* [WHAT TO WORK ON]: In the entries below, count each line holding the word "title". Answer with the total alone.
*** INFORMATION SHOWN
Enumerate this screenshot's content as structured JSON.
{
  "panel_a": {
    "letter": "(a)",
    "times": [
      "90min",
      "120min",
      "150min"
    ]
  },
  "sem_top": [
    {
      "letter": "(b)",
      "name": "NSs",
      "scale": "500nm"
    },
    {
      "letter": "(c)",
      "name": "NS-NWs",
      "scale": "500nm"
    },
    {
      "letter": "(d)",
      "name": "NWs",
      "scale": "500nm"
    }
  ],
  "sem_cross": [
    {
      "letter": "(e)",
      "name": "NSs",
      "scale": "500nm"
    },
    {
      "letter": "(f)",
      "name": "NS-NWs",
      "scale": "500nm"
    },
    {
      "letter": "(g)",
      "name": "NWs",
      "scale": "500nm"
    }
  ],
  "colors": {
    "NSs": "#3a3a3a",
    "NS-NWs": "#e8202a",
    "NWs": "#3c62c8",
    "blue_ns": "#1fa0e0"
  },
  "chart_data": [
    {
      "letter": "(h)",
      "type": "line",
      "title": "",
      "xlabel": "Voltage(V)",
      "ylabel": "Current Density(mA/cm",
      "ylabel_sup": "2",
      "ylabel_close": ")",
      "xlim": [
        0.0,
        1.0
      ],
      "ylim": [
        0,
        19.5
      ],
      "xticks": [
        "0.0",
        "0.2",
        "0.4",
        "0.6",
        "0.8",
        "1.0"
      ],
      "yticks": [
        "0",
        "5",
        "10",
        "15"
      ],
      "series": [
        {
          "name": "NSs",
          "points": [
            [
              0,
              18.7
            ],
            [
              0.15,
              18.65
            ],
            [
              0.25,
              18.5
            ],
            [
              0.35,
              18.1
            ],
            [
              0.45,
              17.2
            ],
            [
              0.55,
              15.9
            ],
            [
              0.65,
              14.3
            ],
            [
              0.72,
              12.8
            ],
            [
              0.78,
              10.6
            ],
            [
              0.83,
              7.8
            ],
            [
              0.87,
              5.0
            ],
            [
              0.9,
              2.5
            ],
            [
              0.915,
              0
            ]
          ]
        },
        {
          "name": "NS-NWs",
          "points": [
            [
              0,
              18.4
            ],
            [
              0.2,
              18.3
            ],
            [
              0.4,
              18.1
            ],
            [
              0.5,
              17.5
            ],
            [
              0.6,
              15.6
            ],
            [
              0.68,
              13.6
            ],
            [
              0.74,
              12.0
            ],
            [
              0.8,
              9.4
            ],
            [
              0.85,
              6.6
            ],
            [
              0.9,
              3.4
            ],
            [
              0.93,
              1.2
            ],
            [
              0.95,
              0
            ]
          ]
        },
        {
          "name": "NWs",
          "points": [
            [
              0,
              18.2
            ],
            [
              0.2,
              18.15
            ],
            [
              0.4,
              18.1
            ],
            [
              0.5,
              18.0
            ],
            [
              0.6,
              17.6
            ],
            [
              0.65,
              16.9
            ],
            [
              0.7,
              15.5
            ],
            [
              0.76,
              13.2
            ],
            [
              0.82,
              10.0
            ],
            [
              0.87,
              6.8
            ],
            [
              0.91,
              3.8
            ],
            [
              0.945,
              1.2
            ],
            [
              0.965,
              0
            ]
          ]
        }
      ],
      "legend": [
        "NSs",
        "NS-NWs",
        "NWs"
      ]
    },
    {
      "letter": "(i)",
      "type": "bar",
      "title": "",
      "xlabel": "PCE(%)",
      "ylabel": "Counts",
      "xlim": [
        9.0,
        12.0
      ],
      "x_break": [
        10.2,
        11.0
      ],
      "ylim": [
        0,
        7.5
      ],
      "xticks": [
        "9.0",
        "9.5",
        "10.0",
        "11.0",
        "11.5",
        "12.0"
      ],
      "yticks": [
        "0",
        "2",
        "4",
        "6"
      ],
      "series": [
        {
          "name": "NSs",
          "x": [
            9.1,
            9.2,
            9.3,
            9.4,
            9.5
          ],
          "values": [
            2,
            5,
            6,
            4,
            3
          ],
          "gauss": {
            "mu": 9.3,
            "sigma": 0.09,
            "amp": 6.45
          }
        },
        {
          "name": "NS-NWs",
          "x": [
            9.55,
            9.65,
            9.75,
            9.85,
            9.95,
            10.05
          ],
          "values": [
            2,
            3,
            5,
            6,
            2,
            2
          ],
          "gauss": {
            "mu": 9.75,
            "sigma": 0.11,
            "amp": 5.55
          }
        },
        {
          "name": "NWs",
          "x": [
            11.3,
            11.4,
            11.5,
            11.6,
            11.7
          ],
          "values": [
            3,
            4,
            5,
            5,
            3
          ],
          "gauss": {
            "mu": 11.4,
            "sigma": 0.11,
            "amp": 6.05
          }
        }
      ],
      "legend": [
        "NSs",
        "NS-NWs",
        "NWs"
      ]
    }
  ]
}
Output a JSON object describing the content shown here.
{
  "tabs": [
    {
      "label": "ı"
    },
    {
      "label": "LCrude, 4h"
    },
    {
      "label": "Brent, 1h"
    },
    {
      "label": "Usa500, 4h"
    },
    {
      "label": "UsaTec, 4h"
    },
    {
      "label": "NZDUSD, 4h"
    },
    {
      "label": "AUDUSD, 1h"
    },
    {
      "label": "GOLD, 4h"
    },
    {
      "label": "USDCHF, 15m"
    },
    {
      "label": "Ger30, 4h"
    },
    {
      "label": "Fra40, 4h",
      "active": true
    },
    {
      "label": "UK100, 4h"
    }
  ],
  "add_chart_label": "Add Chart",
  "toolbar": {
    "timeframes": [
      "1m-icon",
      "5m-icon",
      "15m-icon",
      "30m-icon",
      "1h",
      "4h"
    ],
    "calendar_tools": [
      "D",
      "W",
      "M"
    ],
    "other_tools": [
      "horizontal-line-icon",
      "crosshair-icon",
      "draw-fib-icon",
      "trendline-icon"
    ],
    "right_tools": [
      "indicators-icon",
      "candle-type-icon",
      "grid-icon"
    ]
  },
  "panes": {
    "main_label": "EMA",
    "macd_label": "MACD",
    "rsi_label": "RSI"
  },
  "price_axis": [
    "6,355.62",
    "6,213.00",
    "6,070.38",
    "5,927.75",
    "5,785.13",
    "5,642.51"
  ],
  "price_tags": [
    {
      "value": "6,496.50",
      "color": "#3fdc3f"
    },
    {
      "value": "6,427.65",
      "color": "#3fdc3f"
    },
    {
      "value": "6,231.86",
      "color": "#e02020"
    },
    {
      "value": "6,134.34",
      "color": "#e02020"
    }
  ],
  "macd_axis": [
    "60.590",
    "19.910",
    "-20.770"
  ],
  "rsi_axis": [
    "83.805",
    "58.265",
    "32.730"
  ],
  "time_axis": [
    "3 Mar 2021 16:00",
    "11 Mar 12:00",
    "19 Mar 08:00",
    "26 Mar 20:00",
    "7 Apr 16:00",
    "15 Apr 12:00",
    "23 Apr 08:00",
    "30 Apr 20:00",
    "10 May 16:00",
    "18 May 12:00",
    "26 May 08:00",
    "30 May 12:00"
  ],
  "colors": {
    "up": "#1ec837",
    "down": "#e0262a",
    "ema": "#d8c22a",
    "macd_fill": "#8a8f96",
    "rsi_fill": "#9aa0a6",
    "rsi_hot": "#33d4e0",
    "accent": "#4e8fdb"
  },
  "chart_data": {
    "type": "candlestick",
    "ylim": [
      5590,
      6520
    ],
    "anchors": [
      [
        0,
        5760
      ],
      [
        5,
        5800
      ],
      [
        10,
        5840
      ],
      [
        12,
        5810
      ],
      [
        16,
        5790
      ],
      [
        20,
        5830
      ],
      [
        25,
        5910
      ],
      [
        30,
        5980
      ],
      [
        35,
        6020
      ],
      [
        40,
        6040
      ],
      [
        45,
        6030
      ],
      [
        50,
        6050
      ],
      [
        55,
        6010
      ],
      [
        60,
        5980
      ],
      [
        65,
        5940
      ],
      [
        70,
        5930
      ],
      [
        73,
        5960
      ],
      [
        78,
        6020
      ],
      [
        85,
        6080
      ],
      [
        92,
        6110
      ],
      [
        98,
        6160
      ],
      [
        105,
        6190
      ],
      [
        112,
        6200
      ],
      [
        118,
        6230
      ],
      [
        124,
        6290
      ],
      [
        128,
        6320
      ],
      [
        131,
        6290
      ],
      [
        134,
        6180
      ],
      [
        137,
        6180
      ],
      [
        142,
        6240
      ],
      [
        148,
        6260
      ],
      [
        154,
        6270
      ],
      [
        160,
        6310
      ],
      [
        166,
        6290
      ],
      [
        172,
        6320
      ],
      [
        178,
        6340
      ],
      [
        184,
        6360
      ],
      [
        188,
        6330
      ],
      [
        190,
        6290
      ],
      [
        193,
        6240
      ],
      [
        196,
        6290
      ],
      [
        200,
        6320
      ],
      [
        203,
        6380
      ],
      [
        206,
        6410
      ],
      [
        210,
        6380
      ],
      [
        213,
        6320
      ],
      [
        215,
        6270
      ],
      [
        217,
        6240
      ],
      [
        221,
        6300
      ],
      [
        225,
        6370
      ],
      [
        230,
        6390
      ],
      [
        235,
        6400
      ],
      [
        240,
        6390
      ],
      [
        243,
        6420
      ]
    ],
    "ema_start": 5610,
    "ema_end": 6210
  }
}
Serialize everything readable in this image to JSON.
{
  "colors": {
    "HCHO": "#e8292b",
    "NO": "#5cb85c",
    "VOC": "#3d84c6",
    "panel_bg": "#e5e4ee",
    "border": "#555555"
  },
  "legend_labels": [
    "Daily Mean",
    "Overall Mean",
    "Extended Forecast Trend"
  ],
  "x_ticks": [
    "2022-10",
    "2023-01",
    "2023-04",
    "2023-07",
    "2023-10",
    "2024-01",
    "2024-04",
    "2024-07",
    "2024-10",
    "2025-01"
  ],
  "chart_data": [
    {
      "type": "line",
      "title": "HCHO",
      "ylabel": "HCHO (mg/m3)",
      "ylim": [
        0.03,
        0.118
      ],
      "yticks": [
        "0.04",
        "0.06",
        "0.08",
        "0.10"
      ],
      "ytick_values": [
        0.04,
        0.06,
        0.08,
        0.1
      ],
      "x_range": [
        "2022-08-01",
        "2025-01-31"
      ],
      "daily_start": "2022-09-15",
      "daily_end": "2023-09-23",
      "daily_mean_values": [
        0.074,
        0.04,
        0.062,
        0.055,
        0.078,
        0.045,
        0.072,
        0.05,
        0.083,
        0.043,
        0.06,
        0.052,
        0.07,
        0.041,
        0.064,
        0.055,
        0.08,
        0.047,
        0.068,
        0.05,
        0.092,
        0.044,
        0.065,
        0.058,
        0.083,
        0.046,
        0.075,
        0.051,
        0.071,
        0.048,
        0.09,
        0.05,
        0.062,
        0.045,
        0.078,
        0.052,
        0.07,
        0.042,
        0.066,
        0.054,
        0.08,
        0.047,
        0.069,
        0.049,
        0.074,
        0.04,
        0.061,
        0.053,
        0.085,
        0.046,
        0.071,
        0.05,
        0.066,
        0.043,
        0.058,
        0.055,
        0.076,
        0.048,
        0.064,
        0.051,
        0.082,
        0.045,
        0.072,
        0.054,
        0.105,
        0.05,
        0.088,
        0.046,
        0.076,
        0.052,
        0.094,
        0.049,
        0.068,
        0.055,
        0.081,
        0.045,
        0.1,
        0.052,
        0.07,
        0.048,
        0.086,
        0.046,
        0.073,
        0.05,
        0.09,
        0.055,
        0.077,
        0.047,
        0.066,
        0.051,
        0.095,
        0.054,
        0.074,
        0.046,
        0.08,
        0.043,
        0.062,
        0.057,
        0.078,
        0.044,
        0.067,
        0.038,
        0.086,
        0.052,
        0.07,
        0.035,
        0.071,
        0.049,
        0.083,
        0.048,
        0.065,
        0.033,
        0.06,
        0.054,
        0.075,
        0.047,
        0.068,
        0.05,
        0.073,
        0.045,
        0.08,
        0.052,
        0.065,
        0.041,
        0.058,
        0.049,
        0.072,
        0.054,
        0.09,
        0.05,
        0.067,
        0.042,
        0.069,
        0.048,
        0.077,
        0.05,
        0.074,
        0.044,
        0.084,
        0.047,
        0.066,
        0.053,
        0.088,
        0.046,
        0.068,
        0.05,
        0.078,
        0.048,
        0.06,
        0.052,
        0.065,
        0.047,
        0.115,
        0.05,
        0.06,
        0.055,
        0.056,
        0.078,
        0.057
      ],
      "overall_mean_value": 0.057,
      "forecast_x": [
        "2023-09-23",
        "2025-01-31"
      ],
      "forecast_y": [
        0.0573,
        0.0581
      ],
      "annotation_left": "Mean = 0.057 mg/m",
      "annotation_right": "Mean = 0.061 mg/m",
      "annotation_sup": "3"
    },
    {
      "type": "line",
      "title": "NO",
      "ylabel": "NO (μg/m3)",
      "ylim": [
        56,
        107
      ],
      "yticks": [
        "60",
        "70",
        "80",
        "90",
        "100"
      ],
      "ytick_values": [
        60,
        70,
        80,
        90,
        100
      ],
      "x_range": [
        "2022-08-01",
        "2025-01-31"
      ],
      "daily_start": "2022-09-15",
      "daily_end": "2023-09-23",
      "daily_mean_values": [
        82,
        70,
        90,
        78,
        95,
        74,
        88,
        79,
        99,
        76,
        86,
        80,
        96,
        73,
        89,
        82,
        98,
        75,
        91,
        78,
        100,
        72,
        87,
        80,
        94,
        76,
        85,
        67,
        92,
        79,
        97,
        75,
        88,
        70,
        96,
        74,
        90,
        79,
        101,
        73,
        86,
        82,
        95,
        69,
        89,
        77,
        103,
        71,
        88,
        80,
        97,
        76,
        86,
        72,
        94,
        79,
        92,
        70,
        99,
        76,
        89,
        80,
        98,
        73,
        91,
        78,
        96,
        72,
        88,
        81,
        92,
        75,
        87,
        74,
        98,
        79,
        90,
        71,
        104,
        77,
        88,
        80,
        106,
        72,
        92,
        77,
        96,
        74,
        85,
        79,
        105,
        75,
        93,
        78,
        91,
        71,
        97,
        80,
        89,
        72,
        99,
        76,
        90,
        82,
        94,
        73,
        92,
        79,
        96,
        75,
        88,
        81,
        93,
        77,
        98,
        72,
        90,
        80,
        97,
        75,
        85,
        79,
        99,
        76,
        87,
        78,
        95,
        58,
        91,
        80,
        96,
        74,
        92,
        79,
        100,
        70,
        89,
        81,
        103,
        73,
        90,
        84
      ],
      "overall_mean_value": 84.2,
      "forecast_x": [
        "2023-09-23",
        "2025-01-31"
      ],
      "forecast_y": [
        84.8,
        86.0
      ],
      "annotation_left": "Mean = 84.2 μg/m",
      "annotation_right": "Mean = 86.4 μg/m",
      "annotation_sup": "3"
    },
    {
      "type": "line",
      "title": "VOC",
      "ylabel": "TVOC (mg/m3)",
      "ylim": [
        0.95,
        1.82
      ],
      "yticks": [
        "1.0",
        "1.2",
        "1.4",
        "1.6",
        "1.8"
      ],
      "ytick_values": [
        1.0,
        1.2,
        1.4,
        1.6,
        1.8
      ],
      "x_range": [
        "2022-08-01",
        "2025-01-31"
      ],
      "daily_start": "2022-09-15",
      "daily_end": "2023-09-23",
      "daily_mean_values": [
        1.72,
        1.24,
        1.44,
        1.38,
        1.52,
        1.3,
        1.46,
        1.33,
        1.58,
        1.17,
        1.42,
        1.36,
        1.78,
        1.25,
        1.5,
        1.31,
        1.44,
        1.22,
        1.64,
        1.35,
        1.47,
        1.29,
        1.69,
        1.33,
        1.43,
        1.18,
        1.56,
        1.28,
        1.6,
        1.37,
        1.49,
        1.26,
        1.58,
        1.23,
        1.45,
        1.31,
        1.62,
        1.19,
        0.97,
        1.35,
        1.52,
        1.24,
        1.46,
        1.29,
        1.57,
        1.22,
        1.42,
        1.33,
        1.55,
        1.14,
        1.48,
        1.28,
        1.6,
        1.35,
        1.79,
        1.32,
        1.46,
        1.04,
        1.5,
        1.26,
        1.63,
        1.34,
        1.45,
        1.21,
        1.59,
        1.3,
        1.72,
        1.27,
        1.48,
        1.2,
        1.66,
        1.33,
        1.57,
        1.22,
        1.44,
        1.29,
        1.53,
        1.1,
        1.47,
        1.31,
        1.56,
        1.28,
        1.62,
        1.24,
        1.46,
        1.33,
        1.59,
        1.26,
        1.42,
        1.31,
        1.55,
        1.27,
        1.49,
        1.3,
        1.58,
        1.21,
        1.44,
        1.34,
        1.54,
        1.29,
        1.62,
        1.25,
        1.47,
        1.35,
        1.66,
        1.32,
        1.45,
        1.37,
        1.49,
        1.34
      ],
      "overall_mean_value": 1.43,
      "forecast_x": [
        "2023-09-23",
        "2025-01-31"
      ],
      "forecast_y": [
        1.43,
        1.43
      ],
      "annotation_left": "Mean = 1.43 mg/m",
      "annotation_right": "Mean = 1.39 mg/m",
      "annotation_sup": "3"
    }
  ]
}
******
* [WRITTEN ANSWER]: 5